Objective: Pull every line holding the string "type" from the records below.

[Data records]
>> begin

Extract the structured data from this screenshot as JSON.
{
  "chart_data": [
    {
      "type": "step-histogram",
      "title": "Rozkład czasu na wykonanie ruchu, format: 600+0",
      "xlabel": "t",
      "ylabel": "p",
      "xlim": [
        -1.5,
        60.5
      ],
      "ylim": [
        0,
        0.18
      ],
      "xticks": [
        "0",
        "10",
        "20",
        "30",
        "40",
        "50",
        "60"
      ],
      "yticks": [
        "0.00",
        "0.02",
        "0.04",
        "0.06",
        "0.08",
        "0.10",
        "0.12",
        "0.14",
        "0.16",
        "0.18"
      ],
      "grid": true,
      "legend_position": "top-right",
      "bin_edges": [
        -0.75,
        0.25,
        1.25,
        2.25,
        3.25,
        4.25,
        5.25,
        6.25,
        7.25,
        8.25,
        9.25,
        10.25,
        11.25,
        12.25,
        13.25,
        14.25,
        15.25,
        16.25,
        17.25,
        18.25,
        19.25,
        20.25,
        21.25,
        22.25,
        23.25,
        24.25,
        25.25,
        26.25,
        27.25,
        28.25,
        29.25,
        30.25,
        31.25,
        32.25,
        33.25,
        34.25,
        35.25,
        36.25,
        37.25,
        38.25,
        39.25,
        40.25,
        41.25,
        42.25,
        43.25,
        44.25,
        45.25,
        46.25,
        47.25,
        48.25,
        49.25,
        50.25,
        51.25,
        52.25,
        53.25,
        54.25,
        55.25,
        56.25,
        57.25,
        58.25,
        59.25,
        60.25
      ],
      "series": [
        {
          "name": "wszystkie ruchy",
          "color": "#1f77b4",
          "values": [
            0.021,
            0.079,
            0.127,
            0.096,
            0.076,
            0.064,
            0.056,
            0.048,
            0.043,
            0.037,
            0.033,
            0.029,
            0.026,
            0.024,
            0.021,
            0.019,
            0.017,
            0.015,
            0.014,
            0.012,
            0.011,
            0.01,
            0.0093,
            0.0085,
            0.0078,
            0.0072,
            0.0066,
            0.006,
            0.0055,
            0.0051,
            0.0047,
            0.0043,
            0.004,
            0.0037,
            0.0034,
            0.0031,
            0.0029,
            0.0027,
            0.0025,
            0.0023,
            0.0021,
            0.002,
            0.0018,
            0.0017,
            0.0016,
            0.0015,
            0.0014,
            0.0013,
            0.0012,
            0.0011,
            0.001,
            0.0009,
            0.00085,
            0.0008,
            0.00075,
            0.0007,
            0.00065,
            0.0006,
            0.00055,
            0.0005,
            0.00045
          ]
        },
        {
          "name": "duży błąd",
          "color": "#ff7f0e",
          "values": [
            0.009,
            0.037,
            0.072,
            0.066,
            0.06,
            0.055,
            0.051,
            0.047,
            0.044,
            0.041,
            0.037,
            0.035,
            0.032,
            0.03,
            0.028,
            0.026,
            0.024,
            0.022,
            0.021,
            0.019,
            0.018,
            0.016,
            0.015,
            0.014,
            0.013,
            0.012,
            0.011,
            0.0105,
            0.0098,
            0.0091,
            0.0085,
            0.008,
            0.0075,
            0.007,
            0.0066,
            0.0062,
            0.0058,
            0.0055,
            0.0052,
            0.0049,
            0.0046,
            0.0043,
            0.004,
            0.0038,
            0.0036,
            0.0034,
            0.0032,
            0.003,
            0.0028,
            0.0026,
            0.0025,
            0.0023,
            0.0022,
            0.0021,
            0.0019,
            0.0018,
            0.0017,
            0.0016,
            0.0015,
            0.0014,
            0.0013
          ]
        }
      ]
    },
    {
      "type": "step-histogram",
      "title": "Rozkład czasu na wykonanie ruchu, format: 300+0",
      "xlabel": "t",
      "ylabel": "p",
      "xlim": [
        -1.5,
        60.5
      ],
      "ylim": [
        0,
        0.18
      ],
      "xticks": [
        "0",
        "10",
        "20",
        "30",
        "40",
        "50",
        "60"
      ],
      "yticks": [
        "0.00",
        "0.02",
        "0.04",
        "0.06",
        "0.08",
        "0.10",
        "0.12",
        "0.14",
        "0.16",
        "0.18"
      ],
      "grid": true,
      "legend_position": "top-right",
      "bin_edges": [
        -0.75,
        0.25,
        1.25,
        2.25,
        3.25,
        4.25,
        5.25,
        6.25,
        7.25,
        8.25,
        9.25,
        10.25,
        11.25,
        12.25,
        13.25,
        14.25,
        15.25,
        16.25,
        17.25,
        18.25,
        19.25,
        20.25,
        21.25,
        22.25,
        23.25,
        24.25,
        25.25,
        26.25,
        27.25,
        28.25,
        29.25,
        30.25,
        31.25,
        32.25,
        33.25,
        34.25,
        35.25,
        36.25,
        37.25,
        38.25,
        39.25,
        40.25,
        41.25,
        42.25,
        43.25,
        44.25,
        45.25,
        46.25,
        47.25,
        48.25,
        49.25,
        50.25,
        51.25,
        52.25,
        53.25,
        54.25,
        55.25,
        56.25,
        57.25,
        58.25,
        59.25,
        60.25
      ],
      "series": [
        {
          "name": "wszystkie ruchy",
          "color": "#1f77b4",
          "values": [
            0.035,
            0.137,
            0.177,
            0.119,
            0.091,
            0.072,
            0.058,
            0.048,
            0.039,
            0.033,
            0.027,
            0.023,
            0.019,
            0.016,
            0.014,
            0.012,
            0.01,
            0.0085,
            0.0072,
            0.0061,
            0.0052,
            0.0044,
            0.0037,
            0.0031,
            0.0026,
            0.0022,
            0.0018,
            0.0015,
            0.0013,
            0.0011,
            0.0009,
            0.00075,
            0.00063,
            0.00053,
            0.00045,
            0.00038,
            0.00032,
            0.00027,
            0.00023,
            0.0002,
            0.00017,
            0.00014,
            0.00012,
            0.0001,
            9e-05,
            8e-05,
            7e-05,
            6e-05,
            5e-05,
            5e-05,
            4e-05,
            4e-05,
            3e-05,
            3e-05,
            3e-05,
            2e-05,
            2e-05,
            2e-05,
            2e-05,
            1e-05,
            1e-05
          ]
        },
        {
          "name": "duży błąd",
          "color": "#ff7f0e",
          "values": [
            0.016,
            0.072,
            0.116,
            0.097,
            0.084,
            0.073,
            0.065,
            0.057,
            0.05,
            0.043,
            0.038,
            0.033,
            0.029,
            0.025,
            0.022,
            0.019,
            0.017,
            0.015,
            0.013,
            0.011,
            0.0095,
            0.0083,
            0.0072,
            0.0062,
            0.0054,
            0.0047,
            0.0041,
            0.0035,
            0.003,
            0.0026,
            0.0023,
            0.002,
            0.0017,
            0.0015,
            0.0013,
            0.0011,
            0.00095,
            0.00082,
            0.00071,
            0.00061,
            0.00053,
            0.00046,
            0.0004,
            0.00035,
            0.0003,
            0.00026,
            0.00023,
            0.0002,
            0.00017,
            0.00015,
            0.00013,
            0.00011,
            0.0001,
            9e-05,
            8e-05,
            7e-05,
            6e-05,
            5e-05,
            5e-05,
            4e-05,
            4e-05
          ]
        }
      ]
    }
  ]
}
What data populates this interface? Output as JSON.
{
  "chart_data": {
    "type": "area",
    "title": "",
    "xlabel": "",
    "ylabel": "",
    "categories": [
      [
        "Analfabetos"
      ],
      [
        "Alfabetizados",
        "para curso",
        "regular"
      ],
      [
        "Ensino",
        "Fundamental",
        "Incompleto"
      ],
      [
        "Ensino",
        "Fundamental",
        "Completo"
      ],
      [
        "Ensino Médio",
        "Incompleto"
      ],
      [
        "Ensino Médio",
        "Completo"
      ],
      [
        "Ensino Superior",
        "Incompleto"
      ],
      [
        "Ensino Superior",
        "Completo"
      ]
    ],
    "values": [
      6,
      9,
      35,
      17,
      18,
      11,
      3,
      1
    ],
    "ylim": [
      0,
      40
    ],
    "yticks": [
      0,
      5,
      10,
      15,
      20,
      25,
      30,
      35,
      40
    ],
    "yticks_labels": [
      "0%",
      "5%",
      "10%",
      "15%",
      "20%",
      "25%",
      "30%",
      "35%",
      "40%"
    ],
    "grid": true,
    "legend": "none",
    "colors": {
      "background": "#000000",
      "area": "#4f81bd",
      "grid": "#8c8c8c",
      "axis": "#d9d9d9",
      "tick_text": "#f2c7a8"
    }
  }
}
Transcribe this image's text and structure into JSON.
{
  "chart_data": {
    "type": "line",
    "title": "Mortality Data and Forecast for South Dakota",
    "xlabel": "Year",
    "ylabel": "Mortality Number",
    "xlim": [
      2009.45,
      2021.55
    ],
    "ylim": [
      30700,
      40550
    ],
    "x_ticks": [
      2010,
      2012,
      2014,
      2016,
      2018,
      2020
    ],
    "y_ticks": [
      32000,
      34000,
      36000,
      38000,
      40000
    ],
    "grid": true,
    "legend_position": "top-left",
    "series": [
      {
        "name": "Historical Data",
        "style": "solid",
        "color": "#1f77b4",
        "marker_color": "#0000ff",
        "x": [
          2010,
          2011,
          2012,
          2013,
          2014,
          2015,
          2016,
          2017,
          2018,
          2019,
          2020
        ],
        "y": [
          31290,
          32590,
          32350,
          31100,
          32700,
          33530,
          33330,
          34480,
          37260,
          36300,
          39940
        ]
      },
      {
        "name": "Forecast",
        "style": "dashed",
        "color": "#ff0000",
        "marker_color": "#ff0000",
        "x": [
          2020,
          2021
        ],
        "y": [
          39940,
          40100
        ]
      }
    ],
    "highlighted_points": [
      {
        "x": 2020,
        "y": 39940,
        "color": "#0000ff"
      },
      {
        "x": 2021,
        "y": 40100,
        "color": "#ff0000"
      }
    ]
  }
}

>> end

Task response:
      "type": "step-histogram",
      "type": "step-histogram",
    "type": "area",
    "type": "line",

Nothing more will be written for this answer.